**The problem**
Show each line from the listing that includes the word "charge".

[Figure record listings]

★ ★ ★ ★ ★ ★ ★

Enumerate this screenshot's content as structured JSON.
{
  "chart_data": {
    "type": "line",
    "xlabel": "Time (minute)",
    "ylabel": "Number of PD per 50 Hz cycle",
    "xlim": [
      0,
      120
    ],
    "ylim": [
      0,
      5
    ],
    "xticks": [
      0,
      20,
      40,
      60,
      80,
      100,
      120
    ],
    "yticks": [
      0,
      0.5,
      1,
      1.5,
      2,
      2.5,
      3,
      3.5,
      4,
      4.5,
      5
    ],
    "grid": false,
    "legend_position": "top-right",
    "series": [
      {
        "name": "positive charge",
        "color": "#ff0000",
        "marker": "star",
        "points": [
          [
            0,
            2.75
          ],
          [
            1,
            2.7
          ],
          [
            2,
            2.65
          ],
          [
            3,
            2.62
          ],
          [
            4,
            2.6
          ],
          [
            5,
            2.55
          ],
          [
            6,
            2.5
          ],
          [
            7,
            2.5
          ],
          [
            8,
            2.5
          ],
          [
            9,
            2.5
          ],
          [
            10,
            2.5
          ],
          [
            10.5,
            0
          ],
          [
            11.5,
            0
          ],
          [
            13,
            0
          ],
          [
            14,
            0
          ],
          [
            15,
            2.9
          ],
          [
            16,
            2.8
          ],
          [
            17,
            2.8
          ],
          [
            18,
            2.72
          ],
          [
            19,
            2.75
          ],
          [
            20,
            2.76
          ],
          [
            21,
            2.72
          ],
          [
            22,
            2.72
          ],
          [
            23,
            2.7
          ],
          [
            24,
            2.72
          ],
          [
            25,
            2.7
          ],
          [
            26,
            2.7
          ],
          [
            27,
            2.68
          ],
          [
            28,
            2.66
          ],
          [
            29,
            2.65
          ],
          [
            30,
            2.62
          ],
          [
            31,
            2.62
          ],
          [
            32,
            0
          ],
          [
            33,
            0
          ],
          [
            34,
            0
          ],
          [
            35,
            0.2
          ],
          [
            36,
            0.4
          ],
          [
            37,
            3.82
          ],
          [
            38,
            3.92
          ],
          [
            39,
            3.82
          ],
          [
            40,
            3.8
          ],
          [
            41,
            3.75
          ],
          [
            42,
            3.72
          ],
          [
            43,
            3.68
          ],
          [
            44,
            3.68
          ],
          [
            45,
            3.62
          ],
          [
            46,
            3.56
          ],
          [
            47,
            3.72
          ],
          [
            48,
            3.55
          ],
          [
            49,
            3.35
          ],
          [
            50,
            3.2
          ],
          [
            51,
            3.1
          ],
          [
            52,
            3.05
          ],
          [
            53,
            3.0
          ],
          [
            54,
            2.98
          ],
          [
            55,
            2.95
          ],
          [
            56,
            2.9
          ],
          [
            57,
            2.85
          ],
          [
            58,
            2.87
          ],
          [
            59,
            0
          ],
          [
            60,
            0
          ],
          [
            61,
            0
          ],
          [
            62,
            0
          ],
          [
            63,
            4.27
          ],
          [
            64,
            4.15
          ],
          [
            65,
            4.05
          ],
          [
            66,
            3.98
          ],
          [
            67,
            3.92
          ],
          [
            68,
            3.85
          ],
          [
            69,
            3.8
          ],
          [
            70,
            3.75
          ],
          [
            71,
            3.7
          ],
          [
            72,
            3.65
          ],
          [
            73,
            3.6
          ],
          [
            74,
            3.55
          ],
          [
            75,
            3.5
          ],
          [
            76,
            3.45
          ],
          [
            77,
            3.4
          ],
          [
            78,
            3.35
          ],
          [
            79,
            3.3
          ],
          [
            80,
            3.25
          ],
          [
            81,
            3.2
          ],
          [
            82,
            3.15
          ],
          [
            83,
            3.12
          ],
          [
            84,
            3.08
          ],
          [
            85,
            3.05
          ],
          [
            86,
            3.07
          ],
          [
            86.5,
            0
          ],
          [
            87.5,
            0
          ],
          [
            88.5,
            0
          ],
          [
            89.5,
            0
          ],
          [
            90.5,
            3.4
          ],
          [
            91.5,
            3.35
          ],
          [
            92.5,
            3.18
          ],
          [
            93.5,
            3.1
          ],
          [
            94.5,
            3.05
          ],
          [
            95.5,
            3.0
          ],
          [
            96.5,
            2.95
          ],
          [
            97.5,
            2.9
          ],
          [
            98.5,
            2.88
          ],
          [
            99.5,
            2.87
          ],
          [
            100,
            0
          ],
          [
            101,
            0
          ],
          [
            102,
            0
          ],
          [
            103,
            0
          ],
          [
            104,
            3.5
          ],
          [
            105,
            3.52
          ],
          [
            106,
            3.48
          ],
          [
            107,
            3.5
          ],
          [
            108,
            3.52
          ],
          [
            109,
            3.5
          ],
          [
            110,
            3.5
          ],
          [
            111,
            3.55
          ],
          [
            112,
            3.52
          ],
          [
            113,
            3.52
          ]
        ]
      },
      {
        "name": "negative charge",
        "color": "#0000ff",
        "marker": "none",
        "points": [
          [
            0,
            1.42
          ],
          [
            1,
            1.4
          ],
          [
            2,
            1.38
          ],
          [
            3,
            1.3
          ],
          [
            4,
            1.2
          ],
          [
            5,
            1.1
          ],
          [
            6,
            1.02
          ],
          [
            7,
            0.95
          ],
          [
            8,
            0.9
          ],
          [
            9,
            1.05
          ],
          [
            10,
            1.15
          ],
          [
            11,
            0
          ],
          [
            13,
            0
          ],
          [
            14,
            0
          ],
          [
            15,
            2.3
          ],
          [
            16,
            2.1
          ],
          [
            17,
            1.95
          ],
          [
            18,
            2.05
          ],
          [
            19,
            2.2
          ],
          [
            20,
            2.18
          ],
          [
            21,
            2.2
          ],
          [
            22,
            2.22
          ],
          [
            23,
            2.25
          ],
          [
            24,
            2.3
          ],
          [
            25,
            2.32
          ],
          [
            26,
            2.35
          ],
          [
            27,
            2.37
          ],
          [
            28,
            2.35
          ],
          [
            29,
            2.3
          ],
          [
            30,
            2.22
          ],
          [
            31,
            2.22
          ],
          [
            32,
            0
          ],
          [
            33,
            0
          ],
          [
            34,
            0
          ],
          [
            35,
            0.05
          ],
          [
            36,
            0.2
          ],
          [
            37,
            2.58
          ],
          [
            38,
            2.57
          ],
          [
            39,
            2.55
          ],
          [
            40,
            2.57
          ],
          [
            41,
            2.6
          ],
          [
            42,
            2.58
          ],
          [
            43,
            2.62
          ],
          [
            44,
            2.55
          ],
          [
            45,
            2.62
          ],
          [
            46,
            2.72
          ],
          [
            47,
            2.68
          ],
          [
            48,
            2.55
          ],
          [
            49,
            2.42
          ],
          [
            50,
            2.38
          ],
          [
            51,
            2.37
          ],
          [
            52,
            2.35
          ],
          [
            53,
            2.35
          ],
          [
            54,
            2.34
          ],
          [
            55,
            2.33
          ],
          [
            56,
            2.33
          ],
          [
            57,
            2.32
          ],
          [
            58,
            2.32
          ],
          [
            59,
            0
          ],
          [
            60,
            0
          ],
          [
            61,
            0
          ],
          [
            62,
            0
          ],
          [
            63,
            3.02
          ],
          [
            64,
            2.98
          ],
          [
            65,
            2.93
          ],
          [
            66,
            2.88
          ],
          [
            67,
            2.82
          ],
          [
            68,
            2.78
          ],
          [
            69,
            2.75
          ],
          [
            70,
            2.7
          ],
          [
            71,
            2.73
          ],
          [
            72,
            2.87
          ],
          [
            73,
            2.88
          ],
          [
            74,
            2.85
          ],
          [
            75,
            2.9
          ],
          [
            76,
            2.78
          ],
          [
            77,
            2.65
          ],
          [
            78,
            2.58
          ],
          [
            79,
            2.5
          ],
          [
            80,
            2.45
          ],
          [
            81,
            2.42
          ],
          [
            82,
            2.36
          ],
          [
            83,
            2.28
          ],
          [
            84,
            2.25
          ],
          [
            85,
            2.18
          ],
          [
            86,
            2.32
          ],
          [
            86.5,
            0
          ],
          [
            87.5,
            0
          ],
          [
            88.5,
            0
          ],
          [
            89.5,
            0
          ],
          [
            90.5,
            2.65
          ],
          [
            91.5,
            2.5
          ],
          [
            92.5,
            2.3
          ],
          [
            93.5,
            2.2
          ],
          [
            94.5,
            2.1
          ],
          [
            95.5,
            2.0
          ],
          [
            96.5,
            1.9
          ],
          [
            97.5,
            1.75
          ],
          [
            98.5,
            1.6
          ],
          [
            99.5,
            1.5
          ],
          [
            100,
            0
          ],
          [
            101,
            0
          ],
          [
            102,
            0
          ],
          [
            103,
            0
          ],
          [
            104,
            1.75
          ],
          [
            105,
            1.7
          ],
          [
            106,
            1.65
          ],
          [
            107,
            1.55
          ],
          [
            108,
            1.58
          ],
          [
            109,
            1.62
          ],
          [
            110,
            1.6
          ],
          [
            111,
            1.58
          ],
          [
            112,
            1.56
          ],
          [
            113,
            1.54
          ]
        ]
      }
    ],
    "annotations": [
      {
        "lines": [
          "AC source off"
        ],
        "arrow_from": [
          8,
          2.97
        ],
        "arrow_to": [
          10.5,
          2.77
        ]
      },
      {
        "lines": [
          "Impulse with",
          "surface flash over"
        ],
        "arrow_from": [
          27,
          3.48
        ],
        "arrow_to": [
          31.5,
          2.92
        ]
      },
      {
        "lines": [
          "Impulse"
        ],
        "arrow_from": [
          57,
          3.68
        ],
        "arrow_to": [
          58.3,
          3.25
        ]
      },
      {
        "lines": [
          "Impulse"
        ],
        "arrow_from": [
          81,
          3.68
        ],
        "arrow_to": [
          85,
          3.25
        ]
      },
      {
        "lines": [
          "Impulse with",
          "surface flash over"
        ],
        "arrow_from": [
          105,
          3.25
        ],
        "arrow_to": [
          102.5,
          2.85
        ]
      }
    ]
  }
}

★ ★ ★ ★ ★ ★ ★

**The solution**
        "name": "positive charge",
        "name": "negative charge",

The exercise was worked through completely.